REQUIRED WORK
Say how many lines of these entries include the word "accounts", and answer with the number alone.

Dataset records

>>>

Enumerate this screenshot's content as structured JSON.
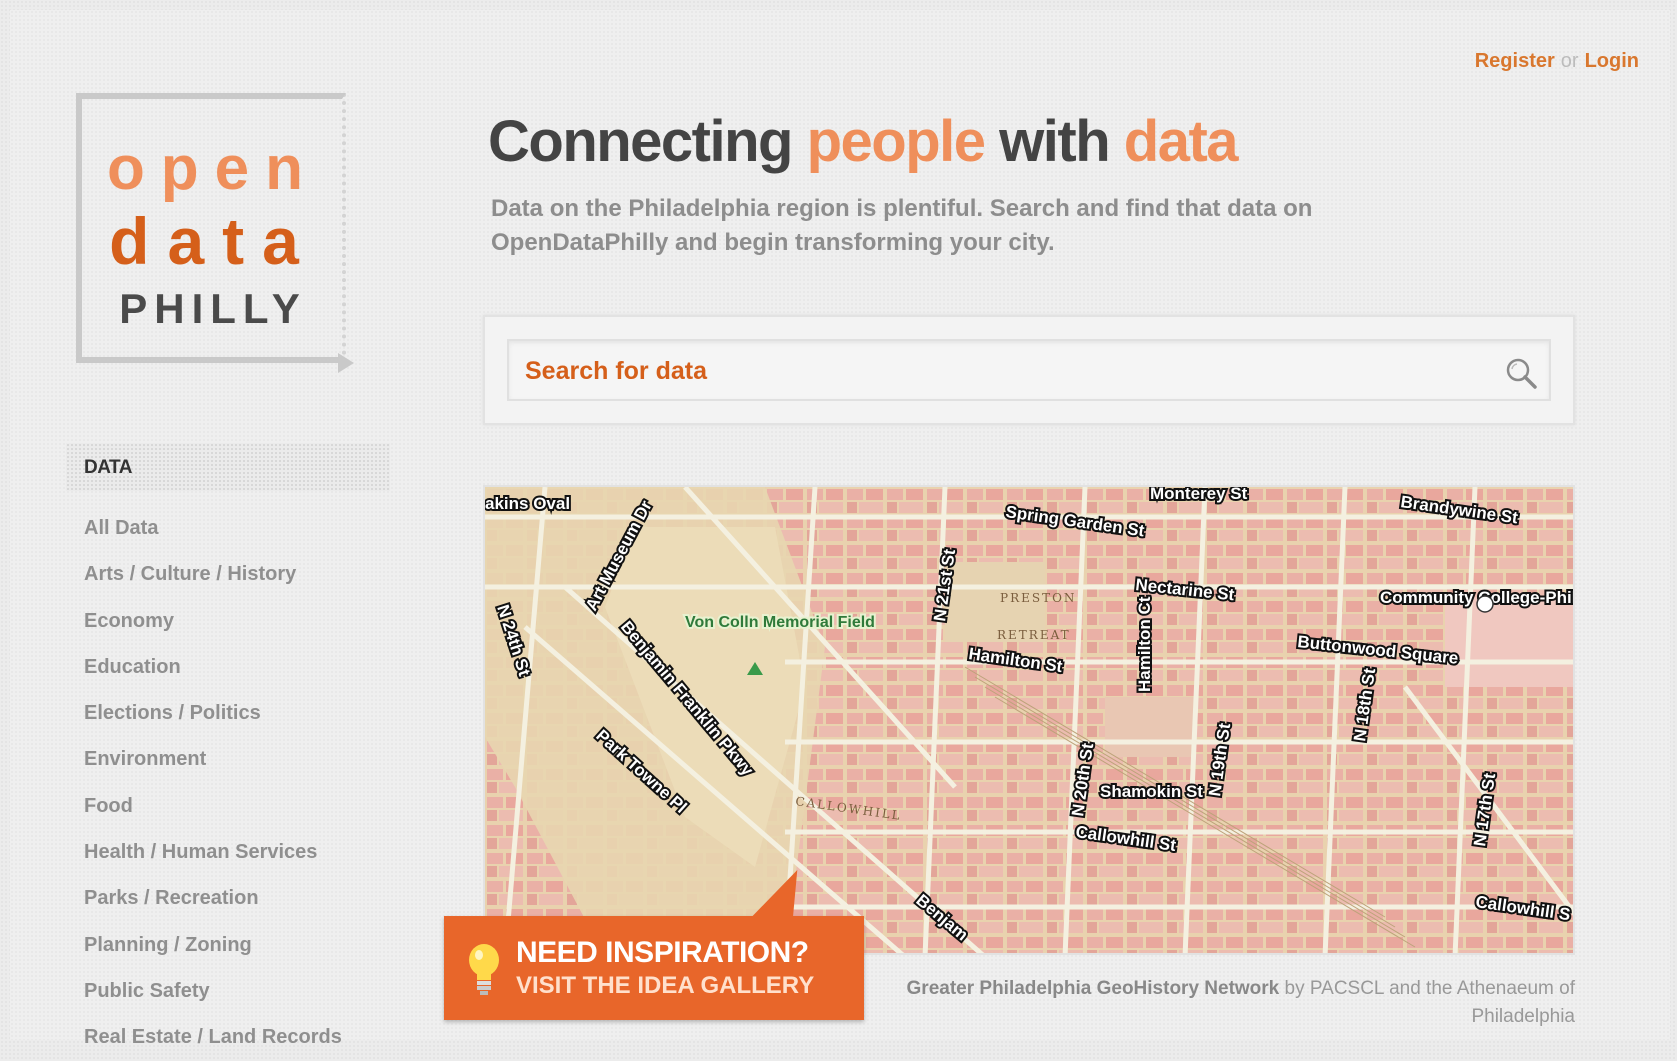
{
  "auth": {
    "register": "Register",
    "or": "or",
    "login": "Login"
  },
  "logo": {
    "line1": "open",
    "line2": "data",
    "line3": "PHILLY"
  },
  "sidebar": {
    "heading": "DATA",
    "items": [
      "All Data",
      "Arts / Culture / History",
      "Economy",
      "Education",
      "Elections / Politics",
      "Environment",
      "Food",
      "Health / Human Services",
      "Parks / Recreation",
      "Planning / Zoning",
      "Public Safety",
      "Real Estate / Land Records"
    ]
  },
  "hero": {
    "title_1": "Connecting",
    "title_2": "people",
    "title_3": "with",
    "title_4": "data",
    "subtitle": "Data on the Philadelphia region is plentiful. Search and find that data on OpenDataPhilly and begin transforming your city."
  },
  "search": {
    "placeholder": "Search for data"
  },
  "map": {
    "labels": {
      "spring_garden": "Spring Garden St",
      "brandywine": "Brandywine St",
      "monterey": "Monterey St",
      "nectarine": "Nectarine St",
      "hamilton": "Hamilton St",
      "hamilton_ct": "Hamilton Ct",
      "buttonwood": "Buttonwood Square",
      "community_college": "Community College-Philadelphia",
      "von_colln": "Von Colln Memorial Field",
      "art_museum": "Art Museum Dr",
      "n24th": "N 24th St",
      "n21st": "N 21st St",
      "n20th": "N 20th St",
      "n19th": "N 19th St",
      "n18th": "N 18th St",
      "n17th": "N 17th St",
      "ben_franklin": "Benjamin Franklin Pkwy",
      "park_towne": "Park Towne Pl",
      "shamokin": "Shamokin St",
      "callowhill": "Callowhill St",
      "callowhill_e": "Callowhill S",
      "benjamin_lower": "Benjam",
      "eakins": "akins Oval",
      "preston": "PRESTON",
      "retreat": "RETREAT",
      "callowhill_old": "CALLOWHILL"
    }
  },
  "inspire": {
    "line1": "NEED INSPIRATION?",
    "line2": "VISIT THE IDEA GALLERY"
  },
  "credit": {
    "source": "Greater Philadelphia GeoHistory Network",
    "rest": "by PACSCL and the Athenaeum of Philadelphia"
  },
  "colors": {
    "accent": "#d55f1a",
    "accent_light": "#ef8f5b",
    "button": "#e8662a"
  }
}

<<<
>>>

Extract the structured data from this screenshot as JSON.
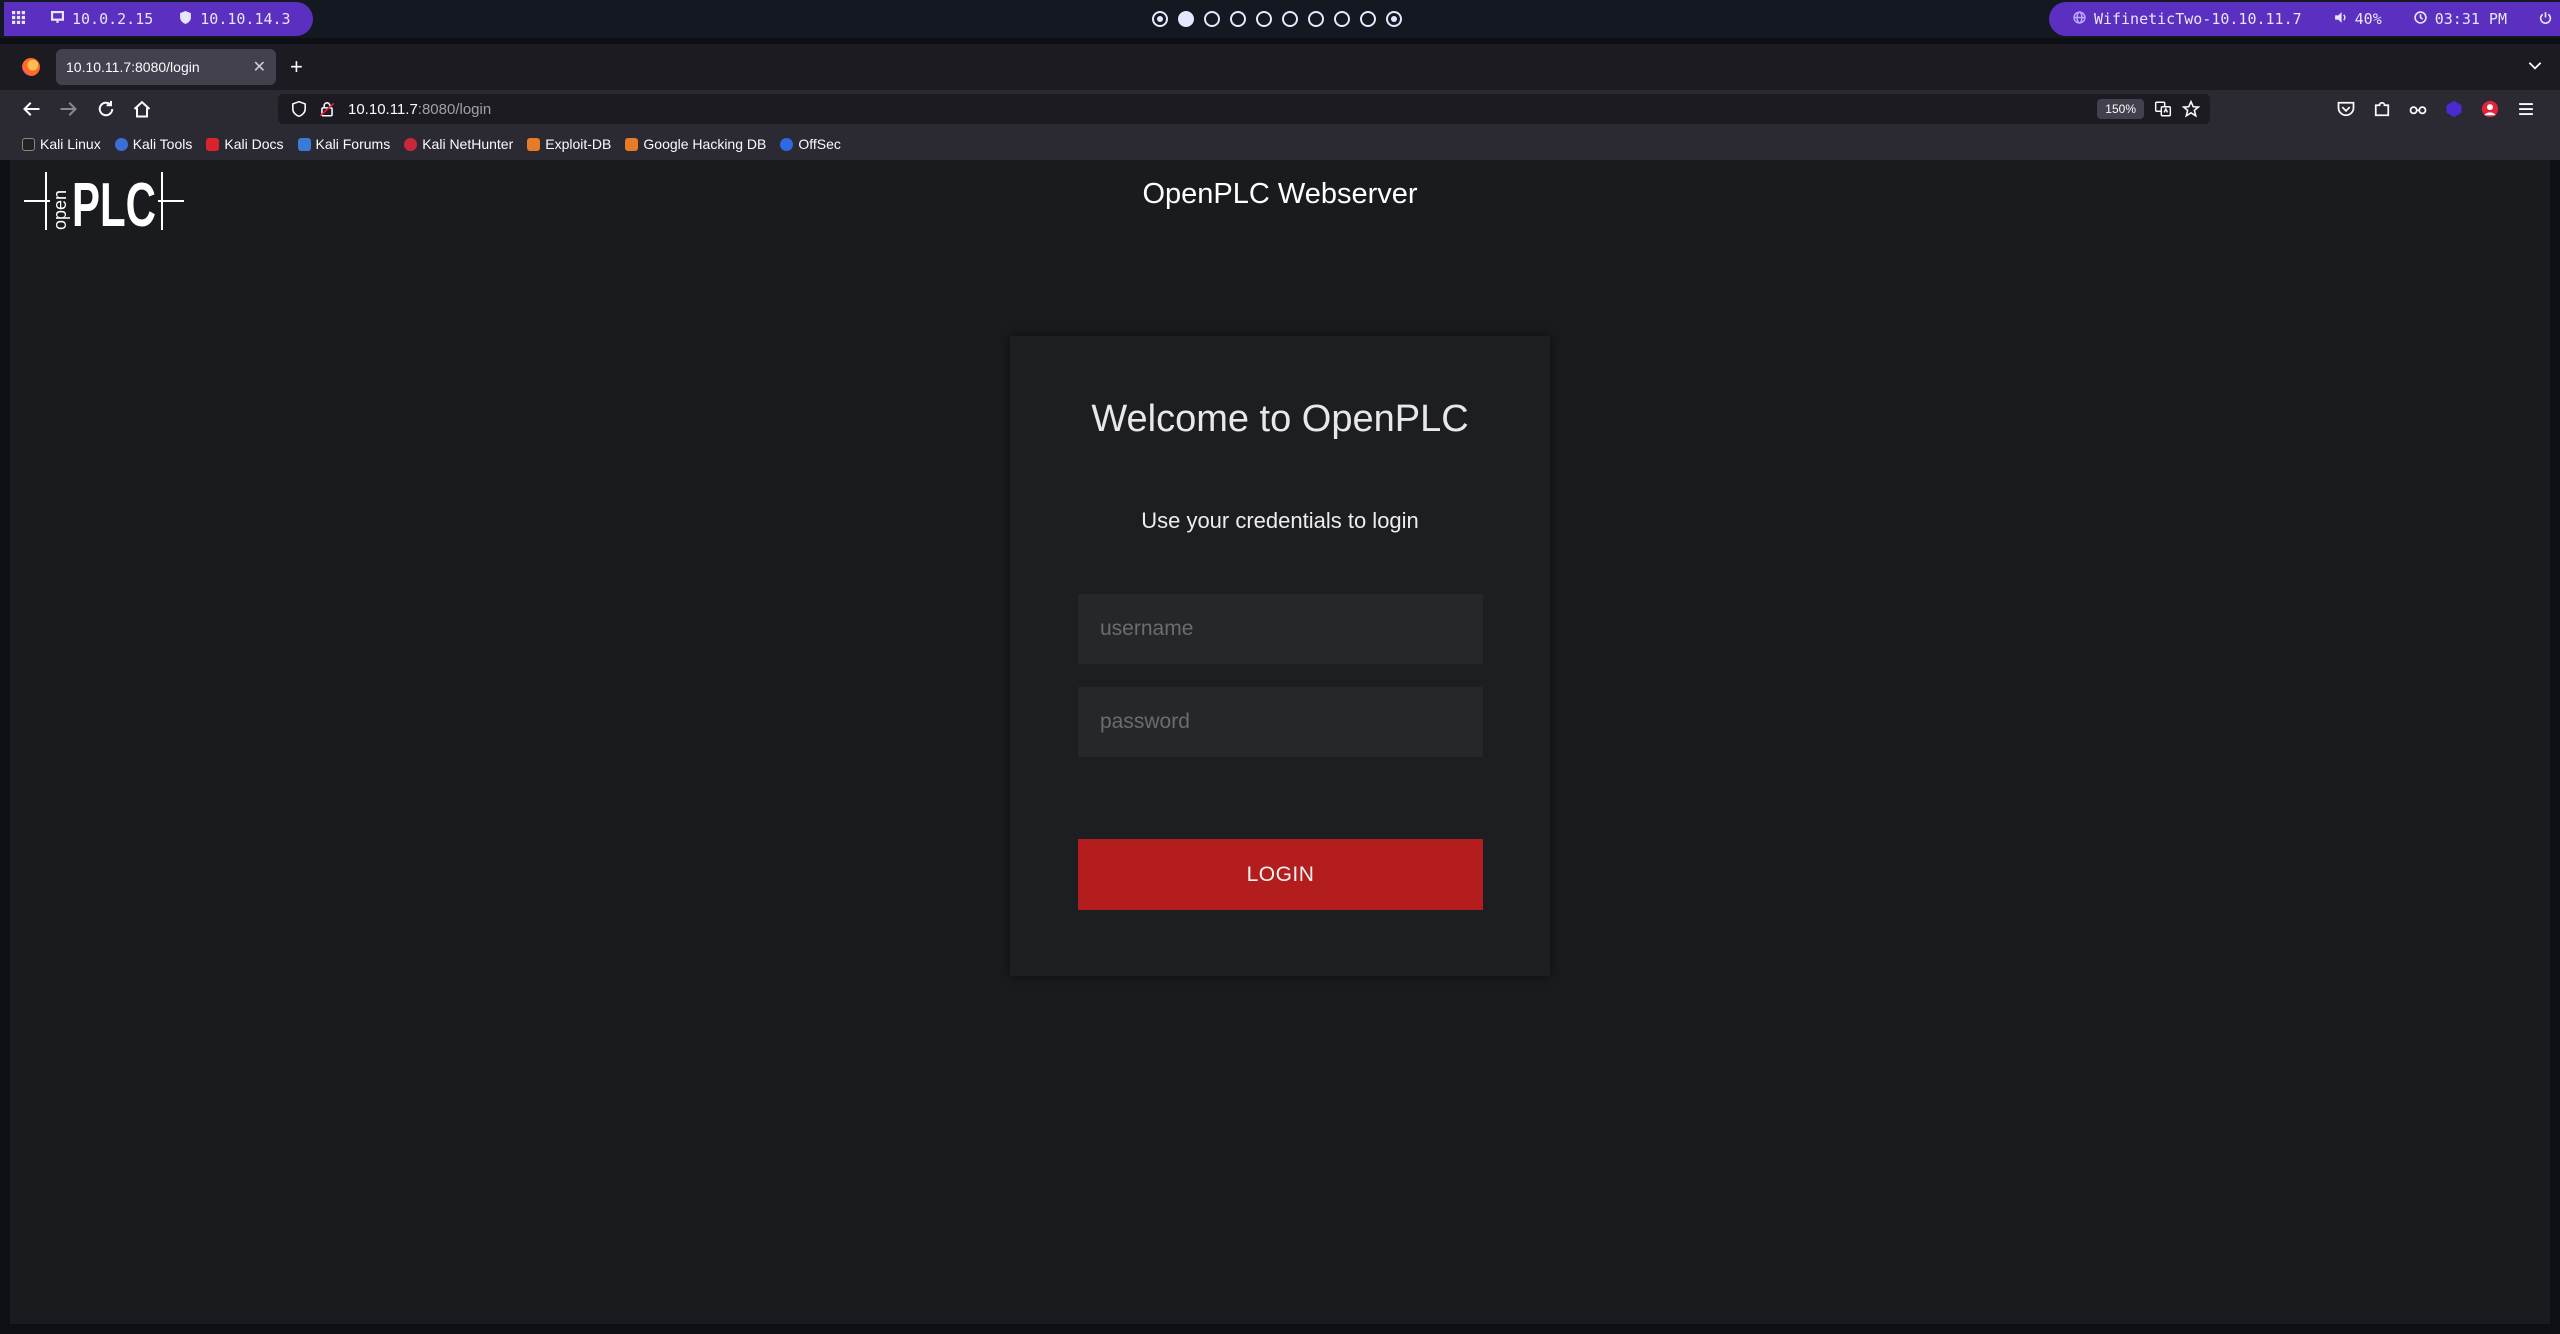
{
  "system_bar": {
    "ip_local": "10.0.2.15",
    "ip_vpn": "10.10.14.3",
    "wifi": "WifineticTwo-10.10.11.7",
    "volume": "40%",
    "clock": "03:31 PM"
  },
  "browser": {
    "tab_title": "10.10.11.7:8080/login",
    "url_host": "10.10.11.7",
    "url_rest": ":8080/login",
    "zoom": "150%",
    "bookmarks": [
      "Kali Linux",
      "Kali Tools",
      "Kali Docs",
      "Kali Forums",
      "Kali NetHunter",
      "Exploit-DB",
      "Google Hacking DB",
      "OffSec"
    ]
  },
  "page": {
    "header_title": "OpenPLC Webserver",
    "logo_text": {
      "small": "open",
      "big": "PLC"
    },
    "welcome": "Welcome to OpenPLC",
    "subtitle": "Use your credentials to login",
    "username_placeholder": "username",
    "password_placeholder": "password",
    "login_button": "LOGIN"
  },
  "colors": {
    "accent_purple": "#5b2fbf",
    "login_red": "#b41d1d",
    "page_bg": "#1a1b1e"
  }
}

<<<
>>>

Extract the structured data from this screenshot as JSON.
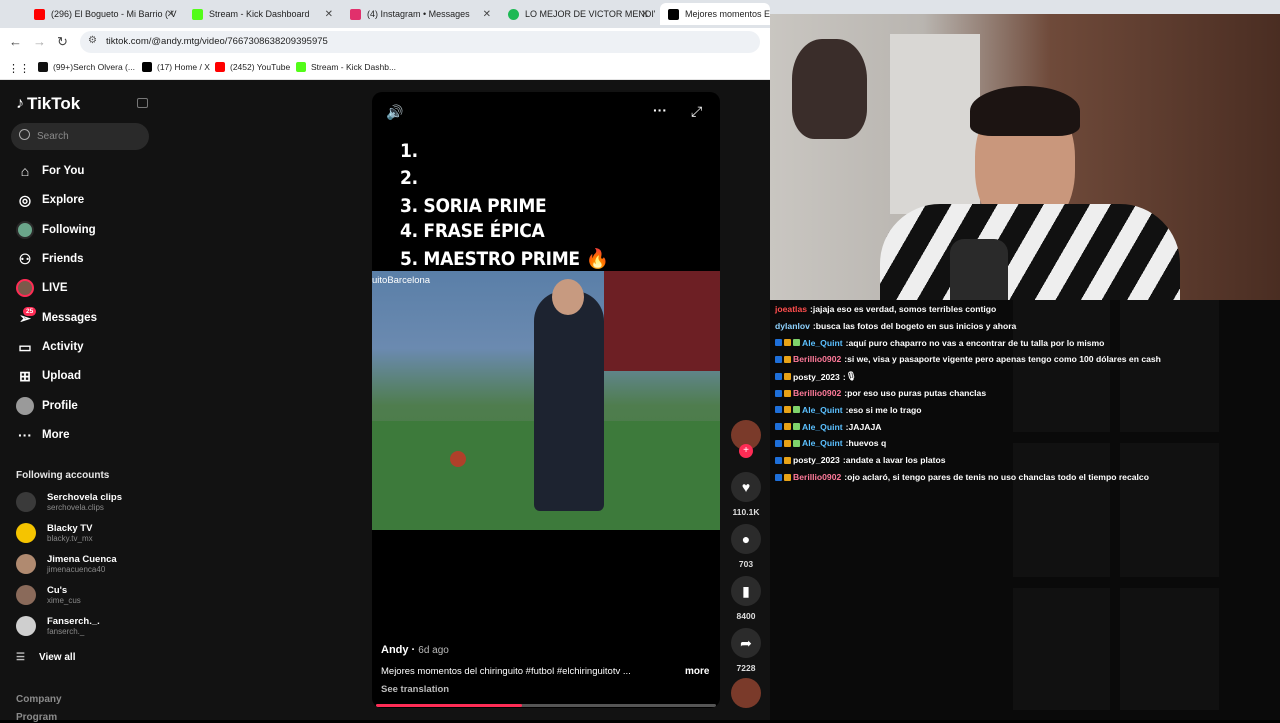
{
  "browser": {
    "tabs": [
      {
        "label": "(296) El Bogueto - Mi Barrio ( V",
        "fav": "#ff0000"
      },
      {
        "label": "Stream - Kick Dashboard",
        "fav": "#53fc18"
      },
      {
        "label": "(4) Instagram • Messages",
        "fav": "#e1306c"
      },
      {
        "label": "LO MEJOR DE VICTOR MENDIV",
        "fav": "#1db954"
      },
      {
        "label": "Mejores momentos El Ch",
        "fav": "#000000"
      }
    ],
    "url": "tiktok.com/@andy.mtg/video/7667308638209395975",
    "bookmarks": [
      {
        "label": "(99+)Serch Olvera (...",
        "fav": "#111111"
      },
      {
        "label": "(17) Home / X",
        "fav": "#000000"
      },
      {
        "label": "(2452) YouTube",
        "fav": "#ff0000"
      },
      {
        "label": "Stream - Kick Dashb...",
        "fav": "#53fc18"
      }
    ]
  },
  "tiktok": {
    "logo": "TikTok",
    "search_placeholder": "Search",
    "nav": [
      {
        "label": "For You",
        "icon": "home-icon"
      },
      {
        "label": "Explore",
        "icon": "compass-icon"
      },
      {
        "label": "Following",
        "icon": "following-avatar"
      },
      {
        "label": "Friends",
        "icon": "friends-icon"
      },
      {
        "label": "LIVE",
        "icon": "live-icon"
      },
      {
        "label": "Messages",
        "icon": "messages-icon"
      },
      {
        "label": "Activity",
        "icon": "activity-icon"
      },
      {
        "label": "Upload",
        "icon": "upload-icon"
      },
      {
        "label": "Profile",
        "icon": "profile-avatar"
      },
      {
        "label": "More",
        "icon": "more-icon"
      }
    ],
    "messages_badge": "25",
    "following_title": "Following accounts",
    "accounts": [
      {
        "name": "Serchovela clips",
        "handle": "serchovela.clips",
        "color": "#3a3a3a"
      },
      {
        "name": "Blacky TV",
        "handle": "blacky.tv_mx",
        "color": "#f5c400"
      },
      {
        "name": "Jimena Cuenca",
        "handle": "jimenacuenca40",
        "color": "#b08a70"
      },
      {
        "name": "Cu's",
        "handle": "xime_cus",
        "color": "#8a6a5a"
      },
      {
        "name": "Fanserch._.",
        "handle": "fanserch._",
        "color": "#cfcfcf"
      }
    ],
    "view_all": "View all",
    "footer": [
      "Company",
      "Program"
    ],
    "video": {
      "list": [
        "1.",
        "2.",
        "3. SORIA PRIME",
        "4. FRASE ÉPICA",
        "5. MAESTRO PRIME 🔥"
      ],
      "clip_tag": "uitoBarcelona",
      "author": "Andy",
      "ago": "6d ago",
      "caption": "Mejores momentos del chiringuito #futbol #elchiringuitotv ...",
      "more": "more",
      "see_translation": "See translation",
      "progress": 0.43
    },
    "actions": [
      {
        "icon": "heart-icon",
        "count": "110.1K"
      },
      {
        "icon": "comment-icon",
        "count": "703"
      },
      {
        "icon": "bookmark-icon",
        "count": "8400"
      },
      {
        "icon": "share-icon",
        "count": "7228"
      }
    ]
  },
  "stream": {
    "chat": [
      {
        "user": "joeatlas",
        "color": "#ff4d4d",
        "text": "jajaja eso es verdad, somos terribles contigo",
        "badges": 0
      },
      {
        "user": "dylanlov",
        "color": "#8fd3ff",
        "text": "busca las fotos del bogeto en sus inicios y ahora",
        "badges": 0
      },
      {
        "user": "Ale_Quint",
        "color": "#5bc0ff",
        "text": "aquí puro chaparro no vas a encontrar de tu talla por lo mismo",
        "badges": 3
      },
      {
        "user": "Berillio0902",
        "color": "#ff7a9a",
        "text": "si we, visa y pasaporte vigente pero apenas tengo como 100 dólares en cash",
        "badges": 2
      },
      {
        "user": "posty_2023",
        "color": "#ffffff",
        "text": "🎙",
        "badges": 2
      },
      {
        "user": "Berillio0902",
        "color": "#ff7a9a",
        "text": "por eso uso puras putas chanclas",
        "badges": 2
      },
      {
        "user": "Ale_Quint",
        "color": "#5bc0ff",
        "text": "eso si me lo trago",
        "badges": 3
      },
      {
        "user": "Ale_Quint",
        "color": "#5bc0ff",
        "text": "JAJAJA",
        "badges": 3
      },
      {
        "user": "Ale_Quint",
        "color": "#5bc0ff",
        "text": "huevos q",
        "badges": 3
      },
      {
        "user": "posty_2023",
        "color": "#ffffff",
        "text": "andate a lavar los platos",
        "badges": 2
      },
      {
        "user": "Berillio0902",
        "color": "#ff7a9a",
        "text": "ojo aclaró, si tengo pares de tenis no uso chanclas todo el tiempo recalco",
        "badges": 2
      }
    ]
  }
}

<<<

WRITTEN SOLUTION
2